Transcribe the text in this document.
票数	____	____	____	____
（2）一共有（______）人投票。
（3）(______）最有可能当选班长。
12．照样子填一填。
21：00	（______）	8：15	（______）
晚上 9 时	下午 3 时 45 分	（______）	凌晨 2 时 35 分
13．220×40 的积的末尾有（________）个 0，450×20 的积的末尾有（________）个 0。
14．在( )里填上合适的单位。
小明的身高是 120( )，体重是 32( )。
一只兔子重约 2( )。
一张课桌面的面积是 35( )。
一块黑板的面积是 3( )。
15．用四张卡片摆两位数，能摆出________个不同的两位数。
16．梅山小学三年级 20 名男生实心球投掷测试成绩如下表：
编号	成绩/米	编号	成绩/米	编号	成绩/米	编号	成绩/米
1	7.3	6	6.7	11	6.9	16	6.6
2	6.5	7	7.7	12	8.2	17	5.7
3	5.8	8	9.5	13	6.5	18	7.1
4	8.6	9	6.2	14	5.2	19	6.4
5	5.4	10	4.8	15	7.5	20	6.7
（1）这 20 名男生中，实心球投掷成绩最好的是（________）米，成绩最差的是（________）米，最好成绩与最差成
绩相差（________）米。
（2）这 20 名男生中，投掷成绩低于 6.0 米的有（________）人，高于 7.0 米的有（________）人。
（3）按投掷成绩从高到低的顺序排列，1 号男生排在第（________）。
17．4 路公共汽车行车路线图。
◇ ◇ ◇ ◇ ◇ ◇ ◇
> **What is expected**:
Please output the entries above, every line exactly as it reads.

> **Exercise result**:
Transcribe the text in this document.
票数	____	____	____	____
（2）一共有（______）人投票。
（3）(______）最有可能当选班长。
12．照样子填一填。
21：00	（______）	8：15	（______）
晚上 9 时	下午 3 时 45 分	（______）	凌晨 2 时 35 分
13．220×40 的积的末尾有（________）个 0，450×20 的积的末尾有（________）个 0。
14．在( )里填上合适的单位。
小明的身高是 120( )，体重是 32( )。
一只兔子重约 2( )。
一张课桌面的面积是 35( )。
一块黑板的面积是 3( )。
15．用四张卡片摆两位数，能摆出________个不同的两位数。
16．梅山小学三年级 20 名男生实心球投掷测试成绩如下表：
编号	成绩/米	编号	成绩/米	编号	成绩/米	编号	成绩/米
1	7.3	6	6.7	11	6.9	16	6.6
2	6.5	7	7.7	12	8.2	17	5.7
3	5.8	8	9.5	13	6.5	18	7.1
4	8.6	9	6.2	14	5.2	19	6.4
5	5.4	10	4.8	15	7.5	20	6.7
（1）这 20 名男生中，实心球投掷成绩最好的是（________）米，成绩最差的是（________）米，最好成绩与最差成
绩相差（________）米。
（2）这 20 名男生中，投掷成绩低于 6.0 米的有（________）人，高于 7.0 米的有（________）人。
（3）按投掷成绩从高到低的顺序排列，1 号男生排在第（________）。
17．4 路公共汽车行车路线图。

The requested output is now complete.